_Problem to work on_. Check every line of the data below for the string "text", and copy the ones that hold it.

_Supplied material_.

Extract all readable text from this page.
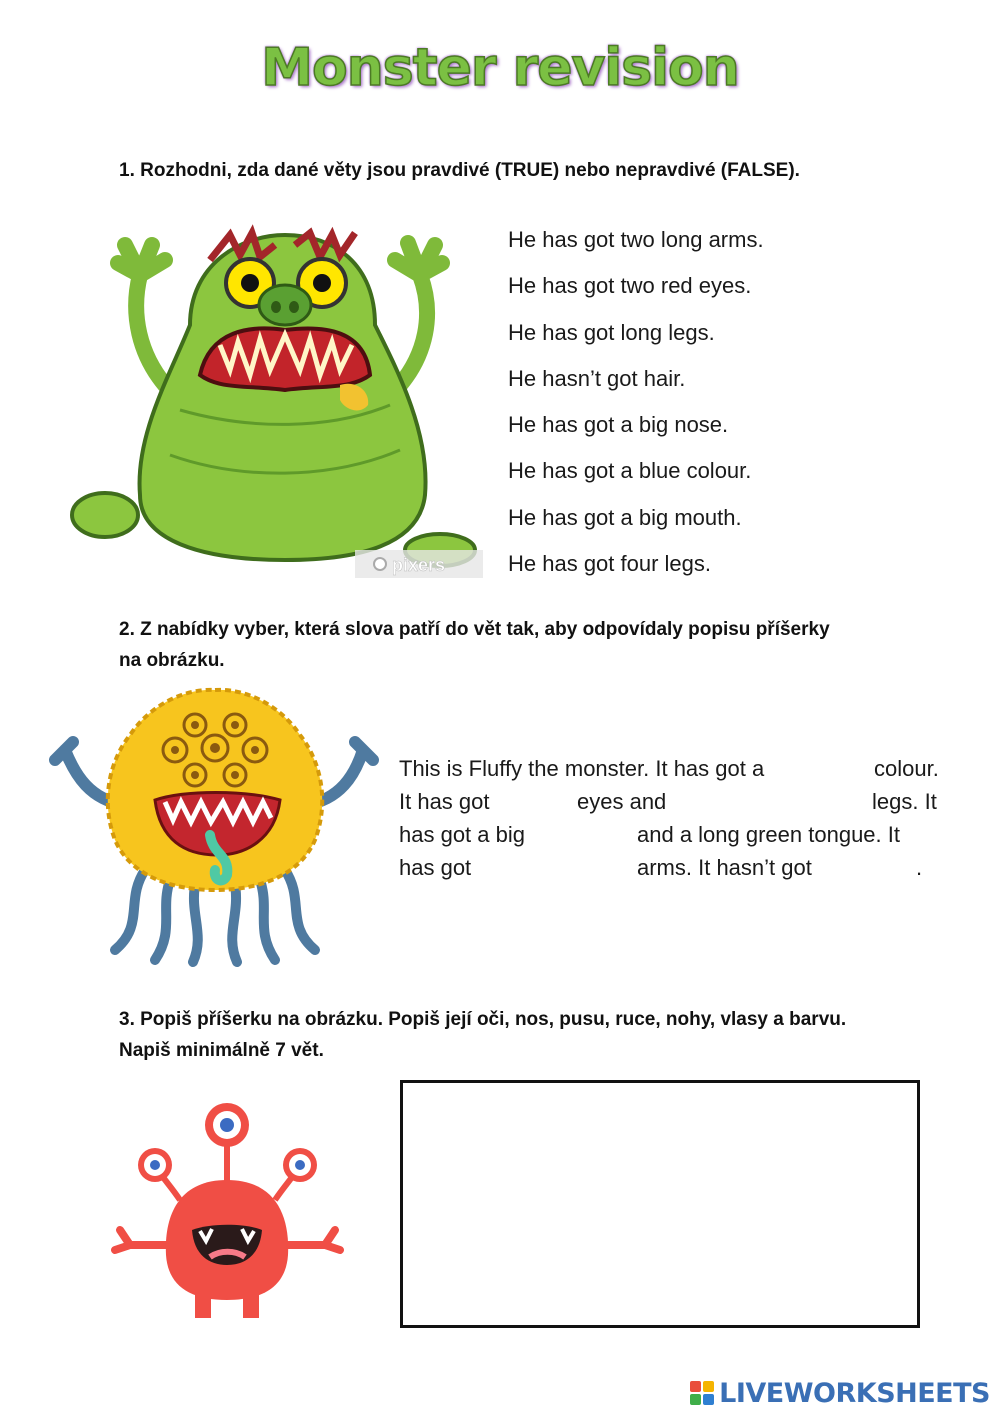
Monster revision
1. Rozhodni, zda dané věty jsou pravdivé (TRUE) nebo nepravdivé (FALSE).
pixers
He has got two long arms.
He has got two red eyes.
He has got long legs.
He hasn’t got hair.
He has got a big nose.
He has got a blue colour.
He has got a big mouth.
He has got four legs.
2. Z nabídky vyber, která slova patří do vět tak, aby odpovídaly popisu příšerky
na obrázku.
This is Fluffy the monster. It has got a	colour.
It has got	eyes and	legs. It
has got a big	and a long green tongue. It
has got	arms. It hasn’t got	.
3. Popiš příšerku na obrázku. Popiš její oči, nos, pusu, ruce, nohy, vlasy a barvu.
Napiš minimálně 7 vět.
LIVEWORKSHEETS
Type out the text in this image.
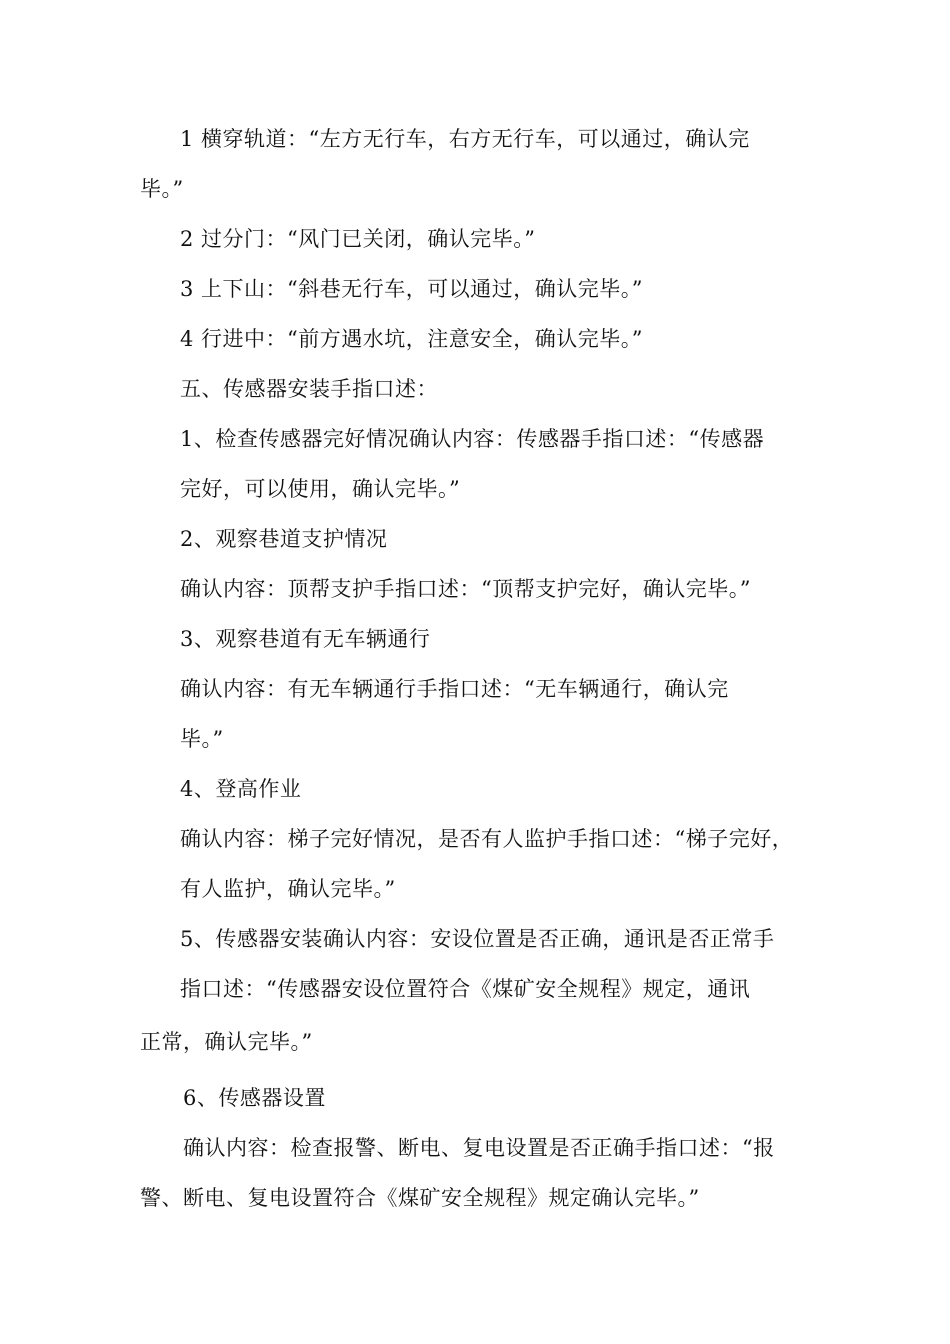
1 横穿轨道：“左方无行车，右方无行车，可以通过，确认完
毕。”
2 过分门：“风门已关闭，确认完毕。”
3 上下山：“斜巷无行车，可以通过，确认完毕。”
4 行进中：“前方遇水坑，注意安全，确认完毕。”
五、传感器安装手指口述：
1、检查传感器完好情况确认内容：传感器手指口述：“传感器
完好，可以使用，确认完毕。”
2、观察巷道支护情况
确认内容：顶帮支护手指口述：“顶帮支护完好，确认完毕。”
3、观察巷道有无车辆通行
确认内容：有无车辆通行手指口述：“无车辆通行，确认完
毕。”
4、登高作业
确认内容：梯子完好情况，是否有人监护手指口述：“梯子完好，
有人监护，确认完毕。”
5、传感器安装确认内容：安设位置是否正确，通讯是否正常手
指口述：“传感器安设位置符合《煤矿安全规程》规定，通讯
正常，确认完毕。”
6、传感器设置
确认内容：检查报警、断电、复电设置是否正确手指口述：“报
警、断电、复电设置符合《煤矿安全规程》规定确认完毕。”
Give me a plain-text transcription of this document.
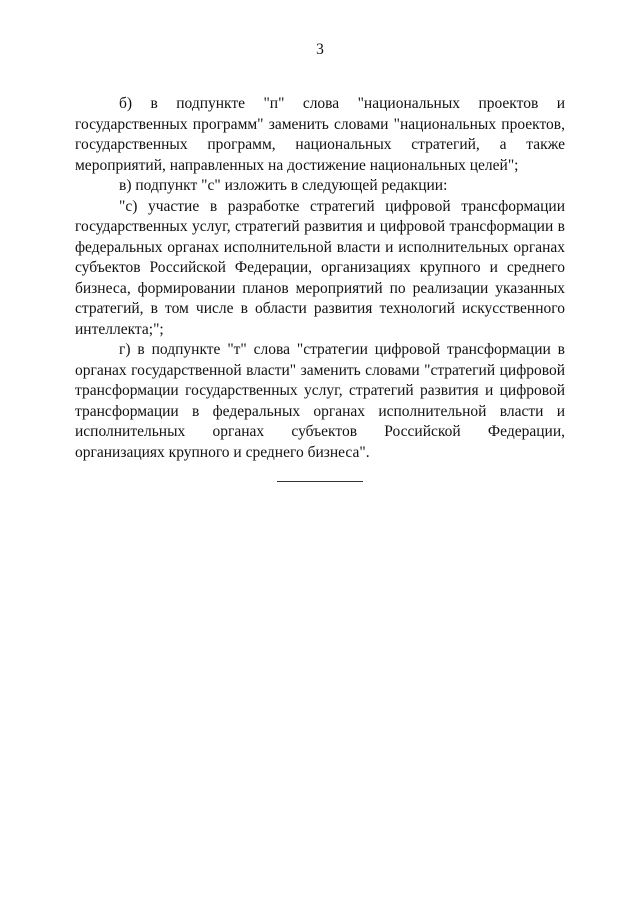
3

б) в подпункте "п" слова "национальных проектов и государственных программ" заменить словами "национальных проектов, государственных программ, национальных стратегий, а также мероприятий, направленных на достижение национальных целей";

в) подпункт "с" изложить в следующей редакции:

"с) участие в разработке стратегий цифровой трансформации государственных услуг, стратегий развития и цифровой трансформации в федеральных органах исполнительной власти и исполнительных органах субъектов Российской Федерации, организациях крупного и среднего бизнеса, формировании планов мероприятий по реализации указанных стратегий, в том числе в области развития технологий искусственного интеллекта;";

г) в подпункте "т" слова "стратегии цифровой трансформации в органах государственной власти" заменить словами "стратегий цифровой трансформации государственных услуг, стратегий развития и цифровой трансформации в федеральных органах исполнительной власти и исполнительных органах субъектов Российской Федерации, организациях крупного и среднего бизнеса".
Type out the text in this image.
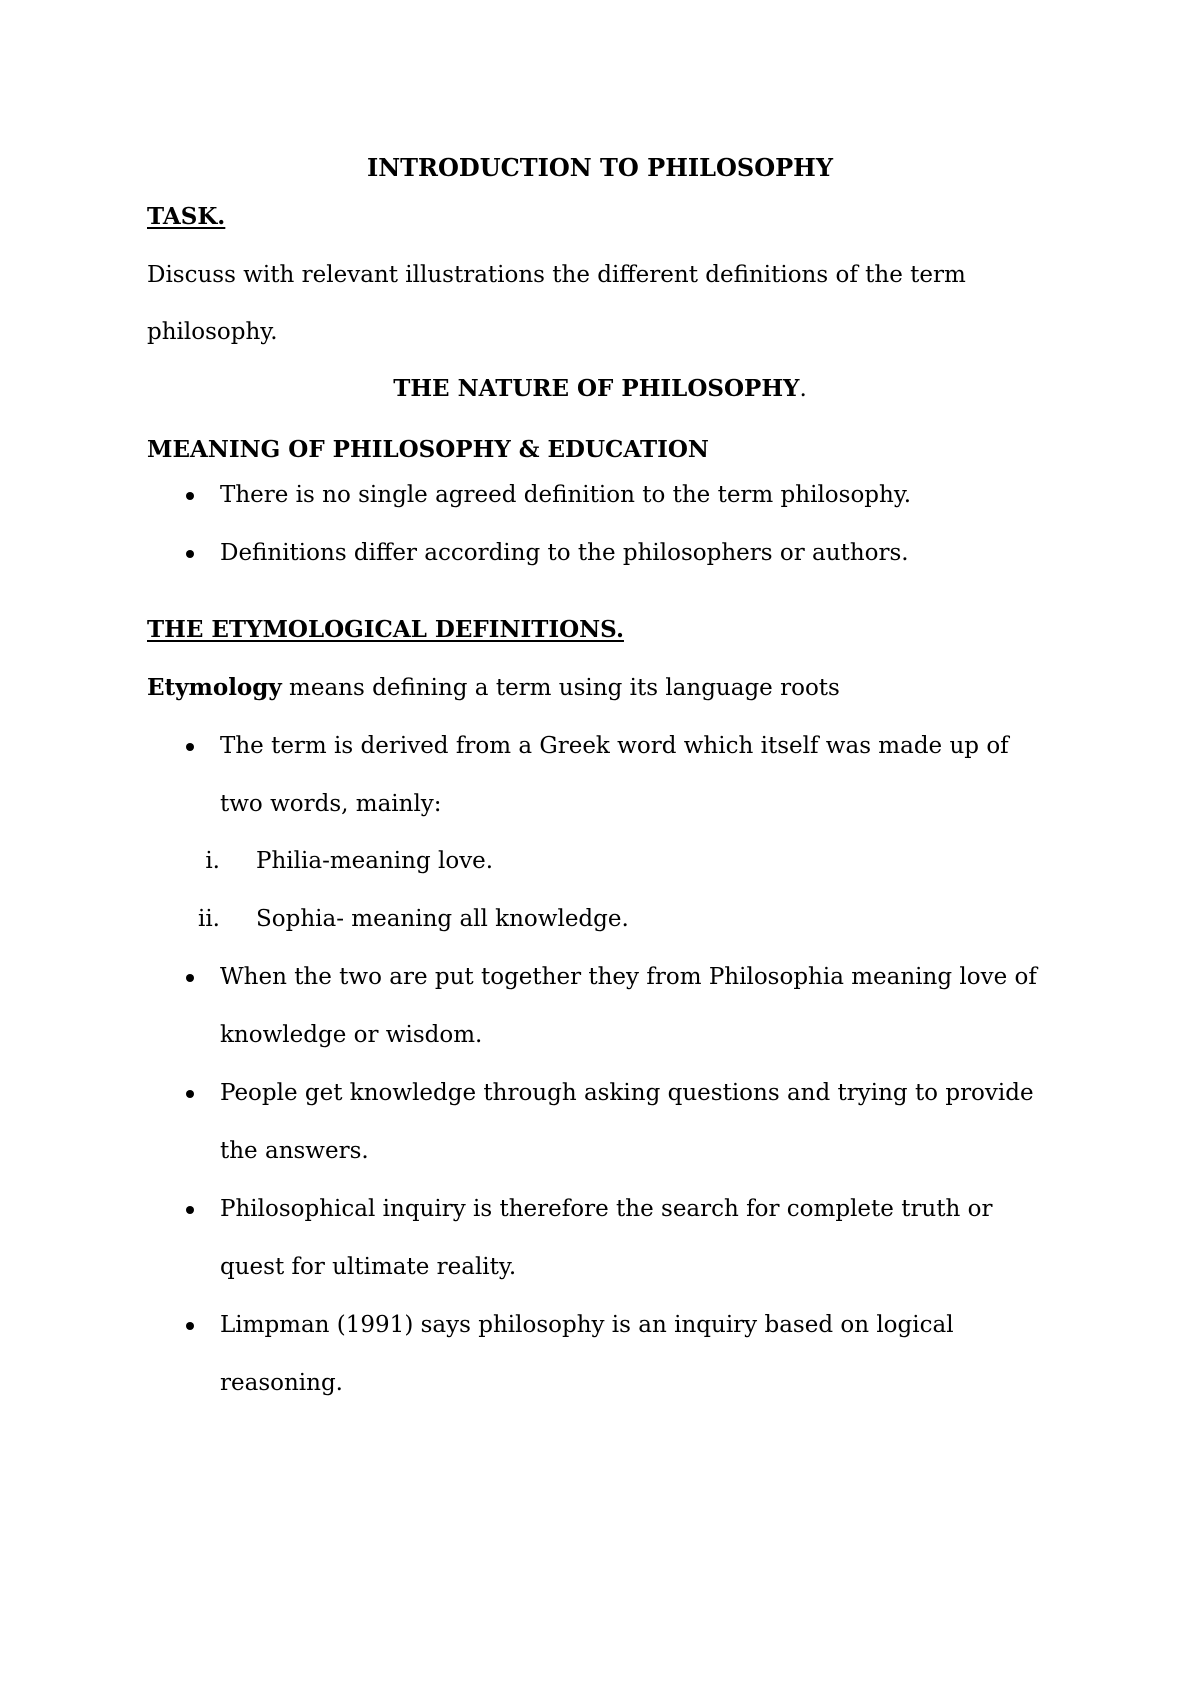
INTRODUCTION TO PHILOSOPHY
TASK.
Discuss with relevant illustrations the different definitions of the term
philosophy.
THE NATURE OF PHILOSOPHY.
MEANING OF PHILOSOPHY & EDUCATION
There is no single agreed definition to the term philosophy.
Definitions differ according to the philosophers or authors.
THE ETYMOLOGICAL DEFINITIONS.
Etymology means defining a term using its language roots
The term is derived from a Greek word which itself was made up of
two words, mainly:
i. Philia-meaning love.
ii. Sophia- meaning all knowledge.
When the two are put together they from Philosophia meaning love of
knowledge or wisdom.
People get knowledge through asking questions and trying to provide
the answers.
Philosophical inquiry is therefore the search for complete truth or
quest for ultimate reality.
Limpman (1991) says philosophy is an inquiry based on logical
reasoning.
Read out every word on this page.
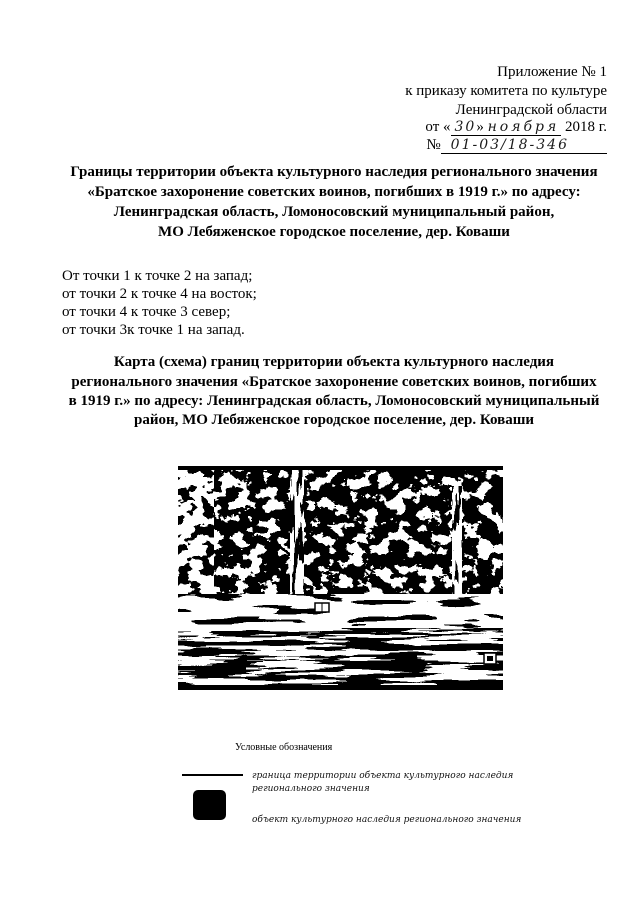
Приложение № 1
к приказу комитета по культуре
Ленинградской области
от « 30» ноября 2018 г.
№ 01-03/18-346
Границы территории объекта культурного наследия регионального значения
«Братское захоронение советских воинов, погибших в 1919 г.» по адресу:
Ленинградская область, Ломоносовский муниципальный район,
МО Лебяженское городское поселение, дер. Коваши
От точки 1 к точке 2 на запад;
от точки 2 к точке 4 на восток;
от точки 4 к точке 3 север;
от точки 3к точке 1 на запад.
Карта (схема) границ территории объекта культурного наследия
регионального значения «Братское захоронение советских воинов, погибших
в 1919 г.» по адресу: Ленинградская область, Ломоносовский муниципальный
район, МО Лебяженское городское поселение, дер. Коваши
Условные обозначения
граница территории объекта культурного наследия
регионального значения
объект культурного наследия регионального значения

_Full solution_.
Extract all readable text from this page.
Type out the text in this image.
Give me a plain-text transcription of this document.
Type out the text in this image.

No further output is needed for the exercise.